Figure record extracts
-- -- --

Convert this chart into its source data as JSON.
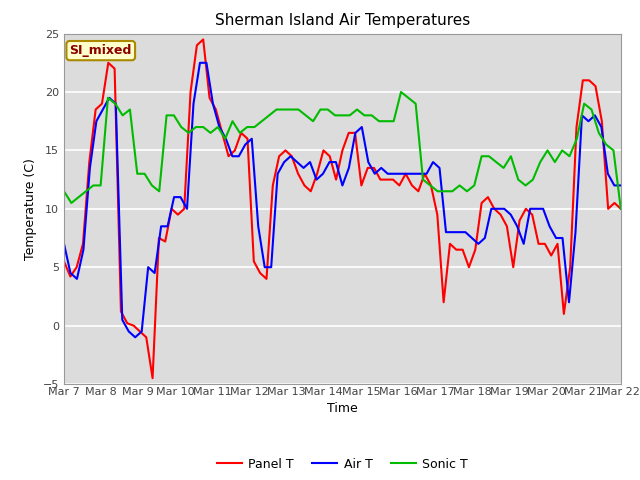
{
  "title": "Sherman Island Air Temperatures",
  "xlabel": "Time",
  "ylabel": "Temperature (C)",
  "ylim": [
    -5,
    25
  ],
  "yticks": [
    -5,
    0,
    5,
    10,
    15,
    20,
    25
  ],
  "annotation_text": "SI_mixed",
  "plot_bg_color": "#dcdcdc",
  "fig_bg": "#ffffff",
  "line_colors": {
    "panel": "#ff0000",
    "air": "#0000ff",
    "sonic": "#00bb00"
  },
  "legend_labels": [
    "Panel T",
    "Air T",
    "Sonic T"
  ],
  "x_tick_labels": [
    "Mar 7",
    "Mar 8",
    "Mar 9",
    "Mar 10",
    "Mar 11",
    "Mar 12",
    "Mar 13",
    "Mar 14",
    "Mar 15",
    "Mar 16",
    "Mar 17",
    "Mar 18",
    "Mar 19",
    "Mar 20",
    "Mar 21",
    "Mar 22"
  ],
  "panel_t": [
    5.5,
    4.2,
    5.0,
    7.0,
    14.0,
    18.5,
    19.0,
    22.5,
    22.0,
    1.2,
    0.2,
    0.0,
    -0.5,
    -1.0,
    -4.5,
    7.5,
    7.2,
    10.0,
    9.5,
    10.0,
    20.0,
    24.0,
    24.5,
    19.5,
    18.5,
    16.5,
    14.5,
    15.0,
    16.5,
    16.0,
    5.5,
    4.5,
    4.0,
    12.0,
    14.5,
    15.0,
    14.5,
    13.0,
    12.0,
    11.5,
    13.0,
    15.0,
    14.5,
    12.5,
    15.0,
    16.5,
    16.5,
    12.0,
    13.5,
    13.5,
    12.5,
    12.5,
    12.5,
    12.0,
    13.0,
    12.0,
    11.5,
    13.0,
    12.0,
    9.5,
    2.0,
    7.0,
    6.5,
    6.5,
    5.0,
    6.5,
    10.5,
    11.0,
    10.0,
    9.5,
    8.5,
    5.0,
    9.0,
    10.0,
    9.5,
    7.0,
    7.0,
    6.0,
    7.0,
    1.0,
    5.0,
    17.0,
    21.0,
    21.0,
    20.5,
    17.5,
    10.0,
    10.5,
    10.0
  ],
  "air_t": [
    7.0,
    4.5,
    4.0,
    6.5,
    13.5,
    17.5,
    18.5,
    19.5,
    19.0,
    0.5,
    -0.5,
    -1.0,
    -0.5,
    5.0,
    4.5,
    8.5,
    8.5,
    11.0,
    11.0,
    10.0,
    19.0,
    22.5,
    22.5,
    19.0,
    17.0,
    16.0,
    14.5,
    14.5,
    15.5,
    16.0,
    8.5,
    5.0,
    5.0,
    13.0,
    14.0,
    14.5,
    14.0,
    13.5,
    14.0,
    12.5,
    13.0,
    14.0,
    14.0,
    12.0,
    13.5,
    16.5,
    17.0,
    14.0,
    13.0,
    13.5,
    13.0,
    13.0,
    13.0,
    13.0,
    13.0,
    13.0,
    13.0,
    14.0,
    13.5,
    8.0,
    8.0,
    8.0,
    8.0,
    7.5,
    7.0,
    7.5,
    10.0,
    10.0,
    10.0,
    9.5,
    8.5,
    7.0,
    10.0,
    10.0,
    10.0,
    8.5,
    7.5,
    7.5,
    2.0,
    8.0,
    18.0,
    17.5,
    18.0,
    17.0,
    13.0,
    12.0,
    12.0
  ],
  "sonic_t": [
    11.5,
    10.5,
    11.0,
    11.5,
    12.0,
    12.0,
    19.5,
    19.0,
    18.0,
    18.5,
    13.0,
    13.0,
    12.0,
    11.5,
    18.0,
    18.0,
    17.0,
    16.5,
    17.0,
    17.0,
    16.5,
    17.0,
    16.0,
    17.5,
    16.5,
    17.0,
    17.0,
    17.5,
    18.0,
    18.5,
    18.5,
    18.5,
    18.5,
    18.0,
    17.5,
    18.5,
    18.5,
    18.0,
    18.0,
    18.0,
    18.5,
    18.0,
    18.0,
    17.5,
    17.5,
    17.5,
    20.0,
    19.5,
    19.0,
    12.5,
    12.0,
    11.5,
    11.5,
    11.5,
    12.0,
    11.5,
    12.0,
    14.5,
    14.5,
    14.0,
    13.5,
    14.5,
    12.5,
    12.0,
    12.5,
    14.0,
    15.0,
    14.0,
    15.0,
    14.5,
    16.0,
    19.0,
    18.5,
    16.5,
    15.5,
    15.0,
    10.0
  ]
}
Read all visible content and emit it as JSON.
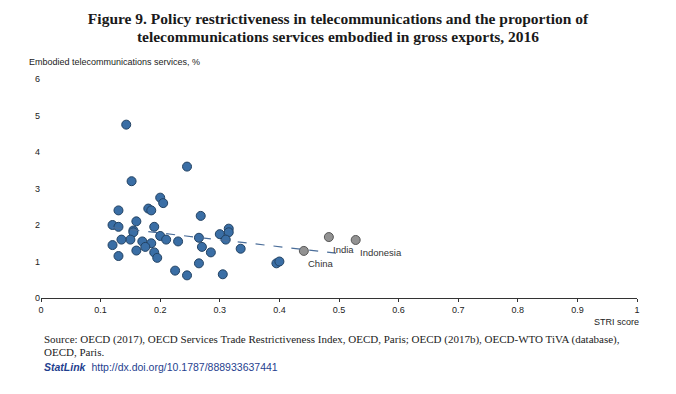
{
  "chart_data": {
    "type": "scatter",
    "title": "Figure 9. Policy restrictiveness in telecommunications and the proportion of telecommunications services embodied in gross exports, 2016",
    "y_label": "Embodied telecommunications services, %",
    "x_label": "STRI score",
    "source": "Source: OECD (2017), OECD Services Trade Restrictiveness Index, OECD, Paris; OECD (2017b), OECD-WTO TiVA (database), OECD, Paris.",
    "statlink": {
      "label": "StatLink",
      "url": "http://dx.doi.org/10.1787/888933637441"
    },
    "xlim": [
      0,
      1
    ],
    "xticks": [
      0,
      0.1,
      0.2,
      0.3,
      0.4,
      0.5,
      0.6,
      0.7,
      0.8,
      0.9,
      1
    ],
    "ylim": [
      0,
      6
    ],
    "yticks": [
      0,
      1,
      2,
      3,
      4,
      5,
      6
    ],
    "grid": false,
    "series": [
      {
        "type": "scatter",
        "marker": "circle",
        "color": "#3a6ea5",
        "x": [
          0.143,
          0.245,
          0.152,
          0.2,
          0.205,
          0.18,
          0.185,
          0.13,
          0.268,
          0.16,
          0.12,
          0.13,
          0.19,
          0.155,
          0.155,
          0.315,
          0.315,
          0.3,
          0.2,
          0.21,
          0.15,
          0.135,
          0.17,
          0.185,
          0.23,
          0.265,
          0.31,
          0.12,
          0.175,
          0.27,
          0.335,
          0.16,
          0.19,
          0.13,
          0.195,
          0.285,
          0.265,
          0.225,
          0.245,
          0.305,
          0.395,
          0.4
        ],
        "values": [
          4.75,
          3.6,
          3.2,
          2.75,
          2.6,
          2.45,
          2.4,
          2.4,
          2.25,
          2.1,
          2.0,
          1.95,
          1.95,
          1.85,
          1.8,
          1.9,
          1.8,
          1.75,
          1.7,
          1.6,
          1.6,
          1.6,
          1.55,
          1.5,
          1.55,
          1.65,
          1.6,
          1.45,
          1.4,
          1.4,
          1.35,
          1.3,
          1.25,
          1.15,
          1.1,
          1.25,
          0.95,
          0.75,
          0.62,
          0.65,
          0.95,
          1.0
        ]
      },
      {
        "type": "scatter",
        "marker": "circle",
        "color": "#929292",
        "x": [
          0.441,
          0.483,
          0.528
        ],
        "values": [
          1.29,
          1.67,
          1.59
        ]
      },
      {
        "type": "line",
        "line_style": "dashed",
        "color": "#4a6d99",
        "x": [
          0.12,
          0.51
        ],
        "values": [
          1.93,
          1.2
        ]
      }
    ],
    "annotations": [
      {
        "text": "China",
        "x": 0.441,
        "y": 1.29
      },
      {
        "text": "India",
        "x": 0.483,
        "y": 1.67
      },
      {
        "text": "Indonesia",
        "x": 0.528,
        "y": 1.59
      }
    ]
  }
}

-- -- --

_TASK OBJECTIVE:_
Scan the records above for the string "title", then report every line that contains it.

_REPLY TO THE TASK:_
  "title": "Sherman Island Air Temperatures",
    "title": "Figure 9. Policy restrictiveness in telecommunications and the proportion of telecommunications services embodied in gross exports, 2016",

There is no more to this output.